Problem description: Make an exact copy of all the entries below, with the pictures left out.

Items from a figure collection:
******************************
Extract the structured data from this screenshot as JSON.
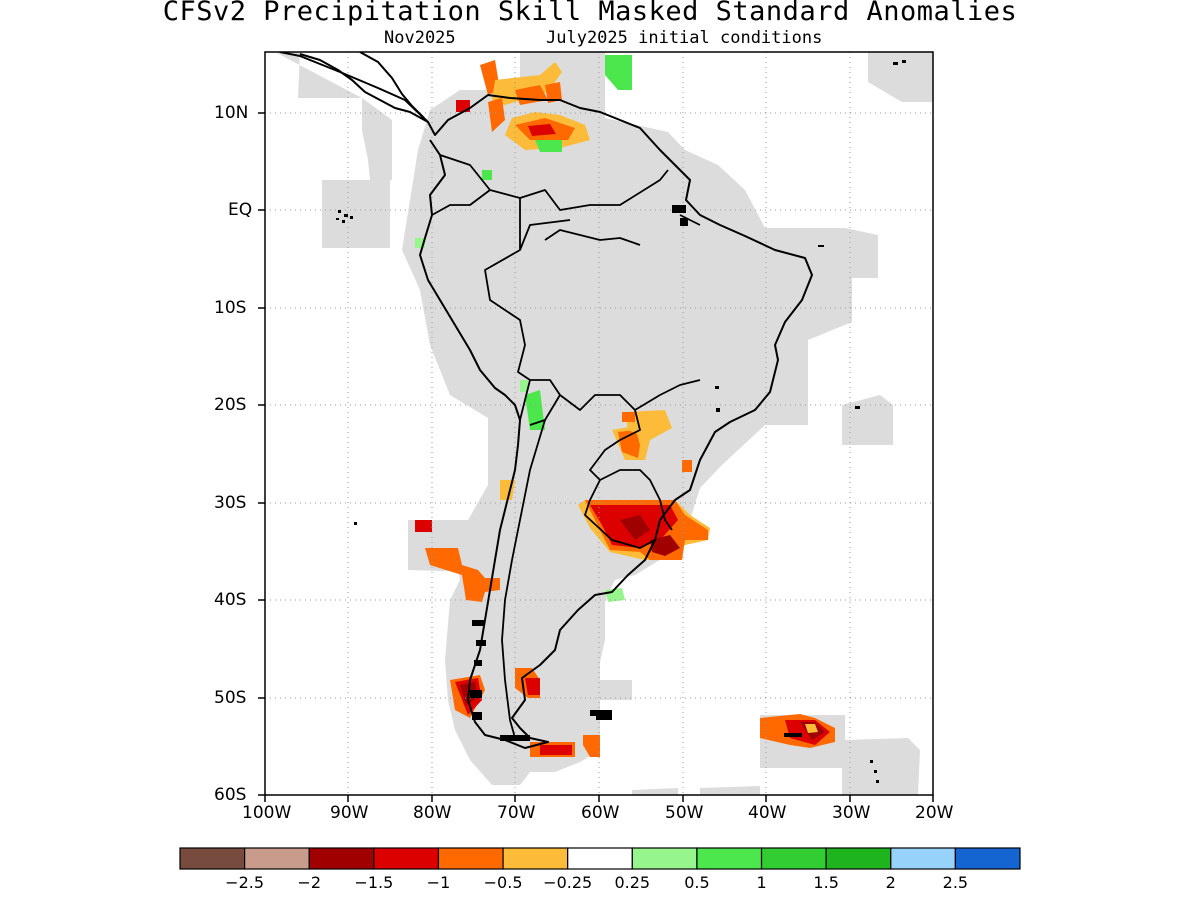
{
  "title": "CFSv2 Precipitation Skill Masked Standard Anomalies",
  "subtitle_left": "Nov2025",
  "subtitle_right": "July2025 initial conditions",
  "map": {
    "lon_range": [
      -100,
      -20
    ],
    "lat_range": [
      -60,
      16
    ],
    "lat_ticks": [
      "10N",
      "EQ",
      "10S",
      "20S",
      "30S",
      "40S",
      "50S",
      "60S"
    ],
    "lon_ticks": [
      "100W",
      "90W",
      "80W",
      "70W",
      "60W",
      "50W",
      "40W",
      "30W",
      "20W"
    ],
    "mask_color": "#dcdcdc",
    "anomaly_regions": [
      {
        "name": "caribbean-venezuela",
        "category": "-0.5",
        "color": "#fdbb3a"
      },
      {
        "name": "caribbean-core",
        "category": "-1",
        "color": "#ff6900"
      },
      {
        "name": "venezuela-core",
        "category": "-1.5",
        "color": "#dc0000"
      },
      {
        "name": "atacama",
        "category": "1",
        "color": "#4ce74c"
      },
      {
        "name": "paraguay",
        "category": "-1",
        "color": "#ff6900"
      },
      {
        "name": "uruguay-southern-brazil",
        "category": "-1.5",
        "color": "#dc0000"
      },
      {
        "name": "southern-chile-coast",
        "category": "-1",
        "color": "#ff6900"
      },
      {
        "name": "patagonia-west",
        "category": "-2",
        "color": "#a00000"
      },
      {
        "name": "south-georgia",
        "category": "-2",
        "color": "#a00000"
      }
    ]
  },
  "colorbar": {
    "colors": [
      "#774c3f",
      "#c99b8d",
      "#a00000",
      "#dc0000",
      "#ff6900",
      "#fdbb3a",
      "#ffffff",
      "#96f58c",
      "#4ce74c",
      "#32cd32",
      "#1eb41e",
      "#96d2fa",
      "#1464d2"
    ],
    "labels": [
      "−2.5",
      "−2",
      "−1.5",
      "−1",
      "−0.5",
      "−0.25",
      "0.25",
      "0.5",
      "1",
      "1.5",
      "2",
      "2.5"
    ]
  }
}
******************************
Exercise result:
Extract the structured data from this screenshot as JSON.
{
  "title": "CFSv2 Precipitation Skill Masked Standard Anomalies",
  "subtitle_left": "Nov2025",
  "subtitle_right": "July2025 initial conditions",
  "map": {
    "lon_range": [
      -100,
      -20
    ],
    "lat_range": [
      -60,
      16
    ],
    "lat_ticks": [
      "10N",
      "EQ",
      "10S",
      "20S",
      "30S",
      "40S",
      "50S",
      "60S"
    ],
    "lon_ticks": [
      "100W",
      "90W",
      "80W",
      "70W",
      "60W",
      "50W",
      "40W",
      "30W",
      "20W"
    ],
    "mask_color": "#dcdcdc",
    "anomaly_regions": [
      {
        "name": "caribbean-venezuela",
        "category": "-0.5",
        "color": "#fdbb3a"
      },
      {
        "name": "caribbean-core",
        "category": "-1",
        "color": "#ff6900"
      },
      {
        "name": "venezuela-core",
        "category": "-1.5",
        "color": "#dc0000"
      },
      {
        "name": "atacama",
        "category": "1",
        "color": "#4ce74c"
      },
      {
        "name": "paraguay",
        "category": "-1",
        "color": "#ff6900"
      },
      {
        "name": "uruguay-southern-brazil",
        "category": "-1.5",
        "color": "#dc0000"
      },
      {
        "name": "southern-chile-coast",
        "category": "-1",
        "color": "#ff6900"
      },
      {
        "name": "patagonia-west",
        "category": "-2",
        "color": "#a00000"
      },
      {
        "name": "south-georgia",
        "category": "-2",
        "color": "#a00000"
      }
    ]
  },
  "colorbar": {
    "colors": [
      "#774c3f",
      "#c99b8d",
      "#a00000",
      "#dc0000",
      "#ff6900",
      "#fdbb3a",
      "#ffffff",
      "#96f58c",
      "#4ce74c",
      "#32cd32",
      "#1eb41e",
      "#96d2fa",
      "#1464d2"
    ],
    "labels": [
      "−2.5",
      "−2",
      "−1.5",
      "−1",
      "−0.5",
      "−0.25",
      "0.25",
      "0.5",
      "1",
      "1.5",
      "2",
      "2.5"
    ]
  }
}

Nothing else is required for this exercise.